# TO BE DONE
Express the data as a numbered list, starting at the line that contains "y-axis-label: 습도 (%) — [62, 291, 101, 303]" and ending at the last line of the data, with blank lines left out.

# ENTRIES PROVIDED
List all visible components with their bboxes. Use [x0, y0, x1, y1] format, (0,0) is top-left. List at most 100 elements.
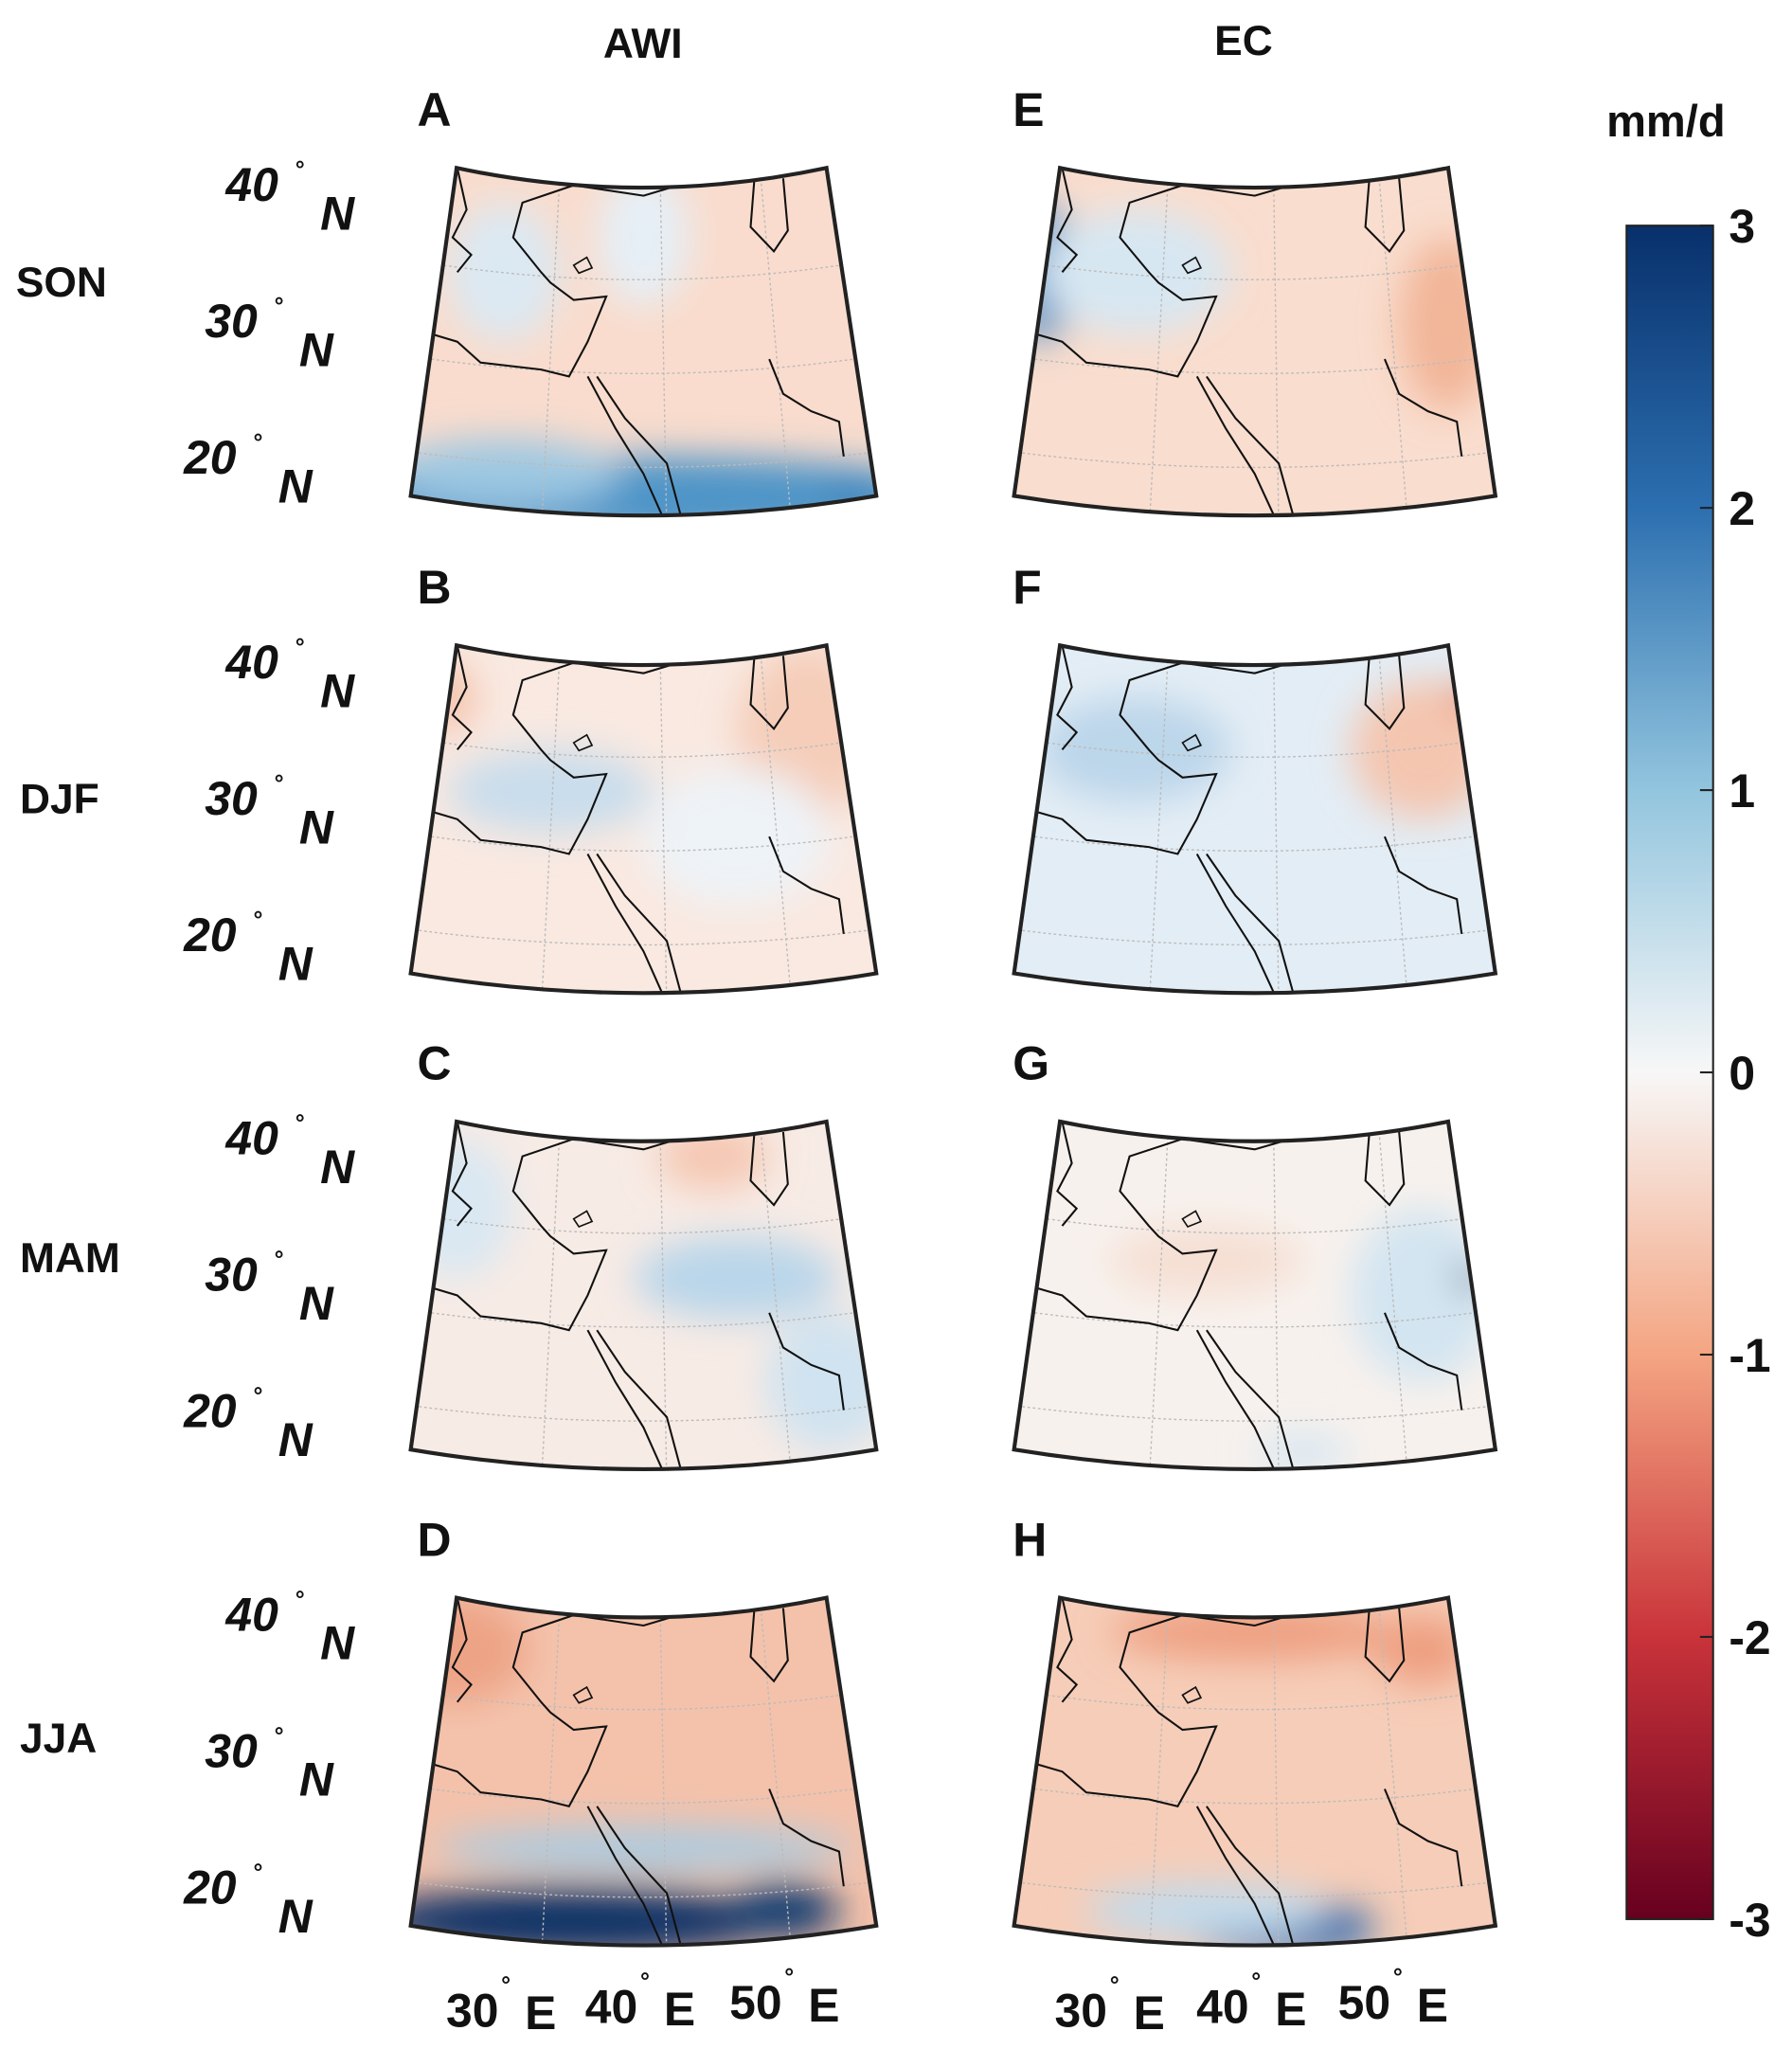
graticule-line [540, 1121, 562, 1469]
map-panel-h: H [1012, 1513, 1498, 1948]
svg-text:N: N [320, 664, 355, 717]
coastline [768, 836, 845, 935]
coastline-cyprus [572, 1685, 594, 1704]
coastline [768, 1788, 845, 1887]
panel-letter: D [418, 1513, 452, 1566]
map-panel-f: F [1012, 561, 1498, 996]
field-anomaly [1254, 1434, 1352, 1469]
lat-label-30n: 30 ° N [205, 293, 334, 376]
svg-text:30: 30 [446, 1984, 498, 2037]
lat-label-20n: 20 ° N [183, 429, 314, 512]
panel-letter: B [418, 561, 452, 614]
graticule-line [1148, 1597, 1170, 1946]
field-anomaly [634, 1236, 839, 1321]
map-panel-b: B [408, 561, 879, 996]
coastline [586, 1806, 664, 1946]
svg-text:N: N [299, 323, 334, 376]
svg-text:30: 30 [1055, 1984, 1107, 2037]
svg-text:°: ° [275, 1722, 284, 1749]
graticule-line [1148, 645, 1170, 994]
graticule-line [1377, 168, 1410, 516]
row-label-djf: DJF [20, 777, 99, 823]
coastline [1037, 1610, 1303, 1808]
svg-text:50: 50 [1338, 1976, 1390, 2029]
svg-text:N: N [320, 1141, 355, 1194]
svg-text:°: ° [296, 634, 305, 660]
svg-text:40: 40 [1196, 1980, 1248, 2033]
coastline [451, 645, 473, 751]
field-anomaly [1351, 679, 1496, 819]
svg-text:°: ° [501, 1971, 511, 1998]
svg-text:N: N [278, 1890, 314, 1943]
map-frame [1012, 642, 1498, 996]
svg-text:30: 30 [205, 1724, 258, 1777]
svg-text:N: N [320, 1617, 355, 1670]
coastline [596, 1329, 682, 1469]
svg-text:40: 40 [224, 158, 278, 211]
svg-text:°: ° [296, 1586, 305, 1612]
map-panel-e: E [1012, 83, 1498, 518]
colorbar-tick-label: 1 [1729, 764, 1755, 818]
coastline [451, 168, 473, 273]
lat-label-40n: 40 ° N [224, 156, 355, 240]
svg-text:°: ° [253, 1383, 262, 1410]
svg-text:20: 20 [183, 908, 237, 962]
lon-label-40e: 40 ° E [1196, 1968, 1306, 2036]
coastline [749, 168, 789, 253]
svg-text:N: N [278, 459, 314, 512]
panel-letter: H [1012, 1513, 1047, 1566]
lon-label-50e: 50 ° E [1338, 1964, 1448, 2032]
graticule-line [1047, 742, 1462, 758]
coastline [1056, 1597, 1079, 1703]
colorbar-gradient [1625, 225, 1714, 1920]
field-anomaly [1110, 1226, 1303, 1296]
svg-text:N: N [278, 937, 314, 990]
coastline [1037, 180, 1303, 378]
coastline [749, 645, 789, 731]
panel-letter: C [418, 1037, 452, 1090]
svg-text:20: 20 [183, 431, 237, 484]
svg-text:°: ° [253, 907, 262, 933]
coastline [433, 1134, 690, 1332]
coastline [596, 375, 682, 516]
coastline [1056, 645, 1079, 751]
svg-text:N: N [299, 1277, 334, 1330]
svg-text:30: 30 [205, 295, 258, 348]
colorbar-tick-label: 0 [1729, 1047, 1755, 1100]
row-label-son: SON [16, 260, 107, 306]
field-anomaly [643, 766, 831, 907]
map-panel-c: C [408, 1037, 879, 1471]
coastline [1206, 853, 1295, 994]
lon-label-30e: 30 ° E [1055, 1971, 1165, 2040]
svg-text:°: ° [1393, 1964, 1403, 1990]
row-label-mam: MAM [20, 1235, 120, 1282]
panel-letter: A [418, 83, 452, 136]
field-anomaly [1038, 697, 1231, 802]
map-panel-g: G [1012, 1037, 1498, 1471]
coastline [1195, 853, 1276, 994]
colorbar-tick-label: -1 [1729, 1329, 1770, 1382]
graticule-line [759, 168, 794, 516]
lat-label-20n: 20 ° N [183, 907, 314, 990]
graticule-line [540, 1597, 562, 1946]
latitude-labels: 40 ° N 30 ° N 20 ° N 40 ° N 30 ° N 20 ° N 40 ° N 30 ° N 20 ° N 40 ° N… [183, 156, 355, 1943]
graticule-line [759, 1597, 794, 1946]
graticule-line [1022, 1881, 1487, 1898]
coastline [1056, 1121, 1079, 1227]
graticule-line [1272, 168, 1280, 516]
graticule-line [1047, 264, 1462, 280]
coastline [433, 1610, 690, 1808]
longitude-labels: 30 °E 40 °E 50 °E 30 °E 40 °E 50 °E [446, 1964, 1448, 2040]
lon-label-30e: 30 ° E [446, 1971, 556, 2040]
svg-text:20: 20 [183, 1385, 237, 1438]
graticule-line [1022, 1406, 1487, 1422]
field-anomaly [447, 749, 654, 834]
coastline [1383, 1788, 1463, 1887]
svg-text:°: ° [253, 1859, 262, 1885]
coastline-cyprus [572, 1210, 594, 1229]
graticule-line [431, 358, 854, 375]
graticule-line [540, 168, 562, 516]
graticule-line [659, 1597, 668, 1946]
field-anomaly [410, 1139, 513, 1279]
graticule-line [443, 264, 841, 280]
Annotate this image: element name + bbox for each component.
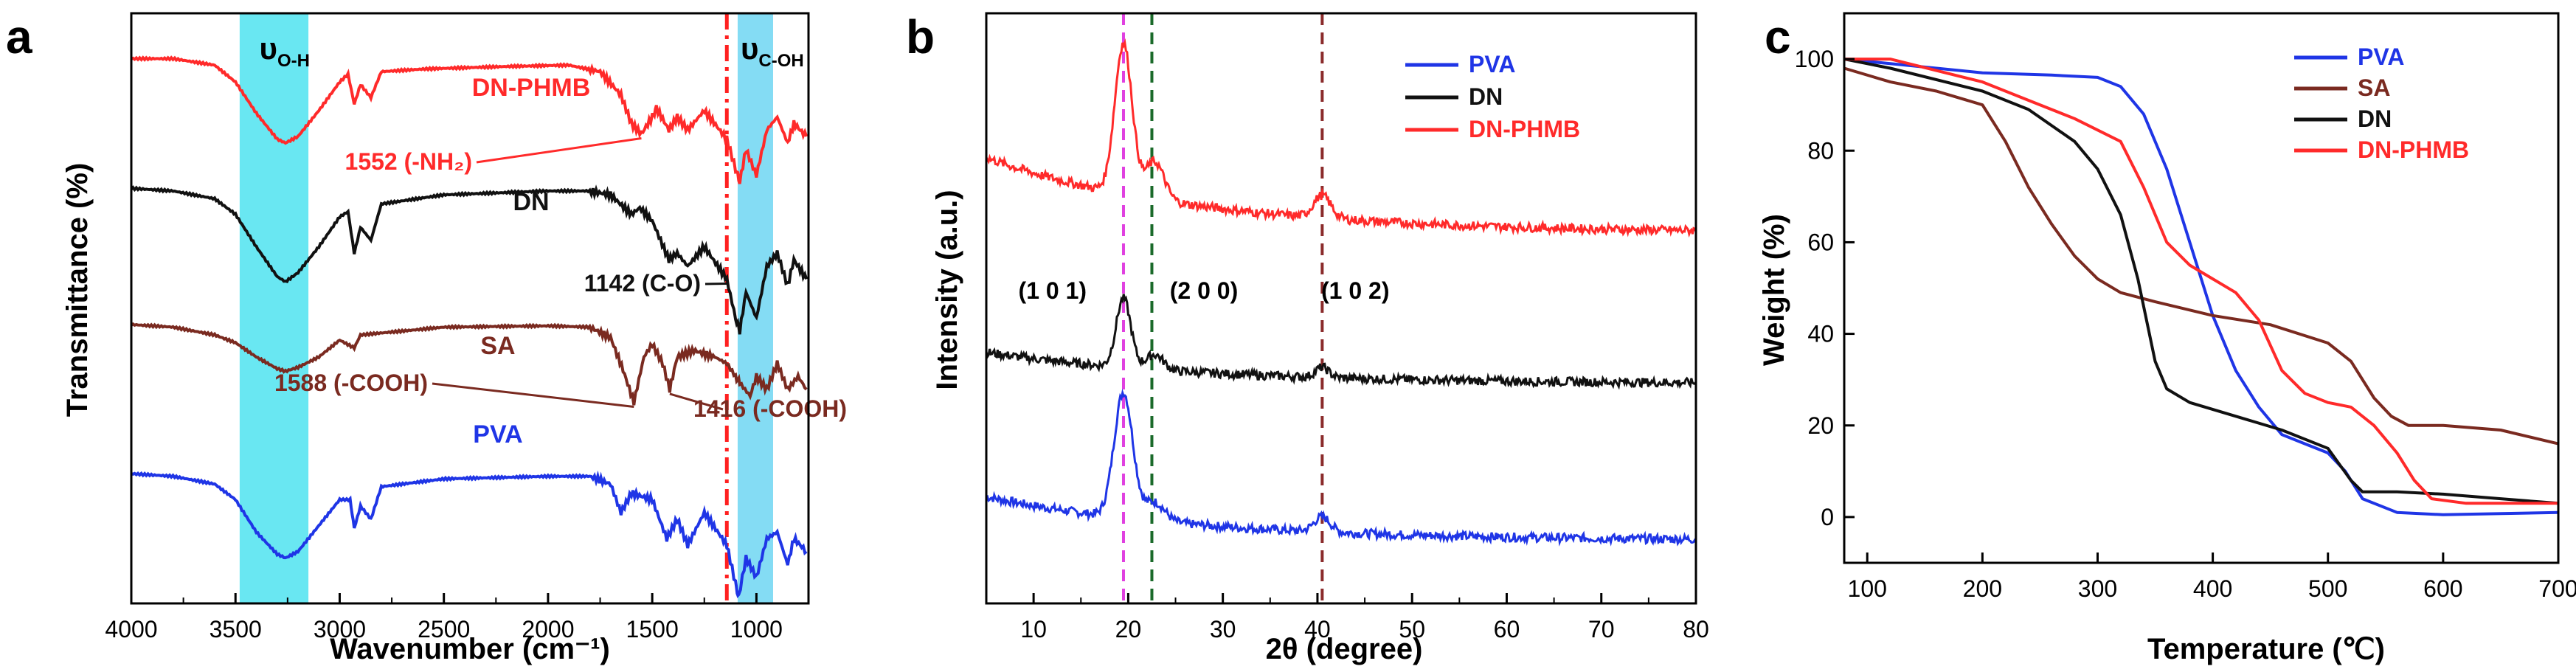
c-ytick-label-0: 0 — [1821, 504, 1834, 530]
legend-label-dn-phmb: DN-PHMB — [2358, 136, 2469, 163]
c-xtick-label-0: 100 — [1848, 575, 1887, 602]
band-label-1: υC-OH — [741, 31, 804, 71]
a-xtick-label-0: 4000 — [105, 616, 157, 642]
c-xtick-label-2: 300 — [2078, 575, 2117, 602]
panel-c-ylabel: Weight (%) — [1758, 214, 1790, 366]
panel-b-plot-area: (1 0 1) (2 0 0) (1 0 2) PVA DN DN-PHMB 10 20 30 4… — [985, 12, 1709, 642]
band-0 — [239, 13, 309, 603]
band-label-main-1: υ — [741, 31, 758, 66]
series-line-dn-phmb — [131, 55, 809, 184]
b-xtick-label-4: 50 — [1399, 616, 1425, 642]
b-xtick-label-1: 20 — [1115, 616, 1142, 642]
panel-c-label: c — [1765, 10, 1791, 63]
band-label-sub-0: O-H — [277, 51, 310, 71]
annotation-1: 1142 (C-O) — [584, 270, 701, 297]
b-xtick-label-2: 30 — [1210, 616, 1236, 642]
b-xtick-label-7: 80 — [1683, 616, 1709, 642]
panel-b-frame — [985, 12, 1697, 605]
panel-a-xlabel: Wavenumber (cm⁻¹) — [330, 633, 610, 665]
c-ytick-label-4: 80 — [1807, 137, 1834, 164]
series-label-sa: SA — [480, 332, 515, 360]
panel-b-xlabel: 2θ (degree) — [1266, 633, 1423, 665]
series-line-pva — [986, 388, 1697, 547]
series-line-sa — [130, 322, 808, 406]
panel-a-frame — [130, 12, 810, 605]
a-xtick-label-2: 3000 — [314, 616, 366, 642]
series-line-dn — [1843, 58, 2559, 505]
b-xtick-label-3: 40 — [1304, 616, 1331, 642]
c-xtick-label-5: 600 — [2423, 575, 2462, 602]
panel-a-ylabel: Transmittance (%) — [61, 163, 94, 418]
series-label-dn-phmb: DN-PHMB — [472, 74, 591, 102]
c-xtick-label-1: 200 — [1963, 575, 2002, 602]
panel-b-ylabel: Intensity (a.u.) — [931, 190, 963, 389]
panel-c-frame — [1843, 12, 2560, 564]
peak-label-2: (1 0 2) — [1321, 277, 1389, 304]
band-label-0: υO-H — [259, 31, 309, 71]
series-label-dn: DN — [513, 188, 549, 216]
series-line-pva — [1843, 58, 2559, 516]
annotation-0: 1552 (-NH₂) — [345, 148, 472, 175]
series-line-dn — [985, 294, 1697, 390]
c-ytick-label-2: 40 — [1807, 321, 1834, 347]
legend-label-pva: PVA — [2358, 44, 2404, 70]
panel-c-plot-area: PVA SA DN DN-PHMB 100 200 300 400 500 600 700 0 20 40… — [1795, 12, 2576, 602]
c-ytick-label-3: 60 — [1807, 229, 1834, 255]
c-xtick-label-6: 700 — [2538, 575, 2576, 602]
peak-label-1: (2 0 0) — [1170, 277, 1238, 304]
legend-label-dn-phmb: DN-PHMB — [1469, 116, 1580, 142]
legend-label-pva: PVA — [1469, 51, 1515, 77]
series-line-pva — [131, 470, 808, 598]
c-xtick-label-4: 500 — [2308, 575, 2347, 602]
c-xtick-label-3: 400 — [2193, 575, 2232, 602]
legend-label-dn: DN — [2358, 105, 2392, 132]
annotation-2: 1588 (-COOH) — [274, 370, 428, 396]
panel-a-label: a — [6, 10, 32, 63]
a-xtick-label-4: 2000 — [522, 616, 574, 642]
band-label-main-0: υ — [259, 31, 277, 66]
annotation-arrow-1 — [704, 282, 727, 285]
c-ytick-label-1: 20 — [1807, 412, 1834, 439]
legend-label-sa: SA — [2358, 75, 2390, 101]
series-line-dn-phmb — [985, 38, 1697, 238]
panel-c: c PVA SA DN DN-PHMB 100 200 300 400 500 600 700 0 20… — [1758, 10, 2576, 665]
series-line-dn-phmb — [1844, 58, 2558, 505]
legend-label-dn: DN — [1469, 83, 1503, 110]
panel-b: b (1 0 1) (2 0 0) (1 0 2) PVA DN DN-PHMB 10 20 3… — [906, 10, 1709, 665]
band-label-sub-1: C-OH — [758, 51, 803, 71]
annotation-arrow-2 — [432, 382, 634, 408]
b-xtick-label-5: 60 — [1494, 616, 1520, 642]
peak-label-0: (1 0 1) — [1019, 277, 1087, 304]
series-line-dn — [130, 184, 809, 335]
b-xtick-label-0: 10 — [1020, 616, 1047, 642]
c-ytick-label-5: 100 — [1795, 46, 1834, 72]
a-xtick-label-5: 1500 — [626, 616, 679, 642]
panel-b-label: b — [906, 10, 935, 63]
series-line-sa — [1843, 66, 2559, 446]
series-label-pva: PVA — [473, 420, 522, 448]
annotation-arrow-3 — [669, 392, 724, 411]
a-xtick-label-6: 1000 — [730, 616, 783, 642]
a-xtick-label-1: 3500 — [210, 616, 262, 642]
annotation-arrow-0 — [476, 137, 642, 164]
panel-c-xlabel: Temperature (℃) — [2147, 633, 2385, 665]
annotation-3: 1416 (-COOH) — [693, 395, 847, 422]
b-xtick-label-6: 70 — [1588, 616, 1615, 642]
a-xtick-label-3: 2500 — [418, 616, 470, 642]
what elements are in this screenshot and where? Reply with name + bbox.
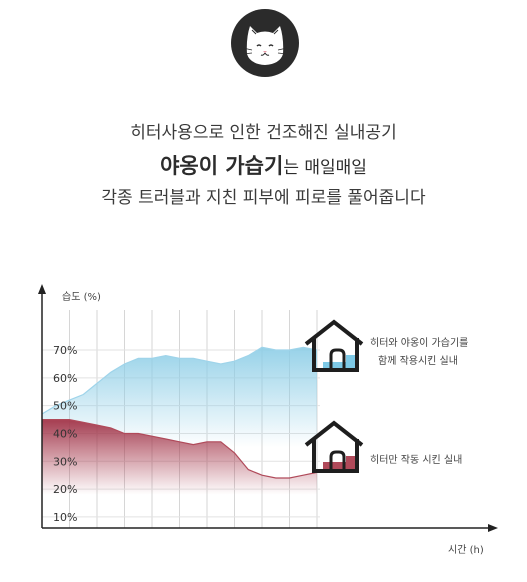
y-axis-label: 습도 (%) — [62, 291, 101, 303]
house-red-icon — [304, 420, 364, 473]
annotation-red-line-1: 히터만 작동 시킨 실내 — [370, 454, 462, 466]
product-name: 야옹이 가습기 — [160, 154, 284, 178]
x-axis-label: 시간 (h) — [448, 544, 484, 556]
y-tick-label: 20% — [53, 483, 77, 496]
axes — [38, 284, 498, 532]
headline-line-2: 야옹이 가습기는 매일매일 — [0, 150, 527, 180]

# OUTPUT BELOW
1. y-axis-label: 습도 (%) — [62, 291, 101, 303]
2. house-red-icon — [304, 420, 364, 473]
3. annotation-red-line-1: 히터만 작동 시킨 실내 — [370, 454, 462, 466]
4. product-name: 야옹이 가습기 — [160, 154, 284, 178]
5. x-axis-label: 시간 (h) — [448, 544, 484, 556]
6. y-tick-label: 20% — [53, 483, 77, 496]
7. axes — [38, 284, 498, 532]
8. headline-line-2: 야옹이 가습기는 매일매일 — [0, 150, 527, 180]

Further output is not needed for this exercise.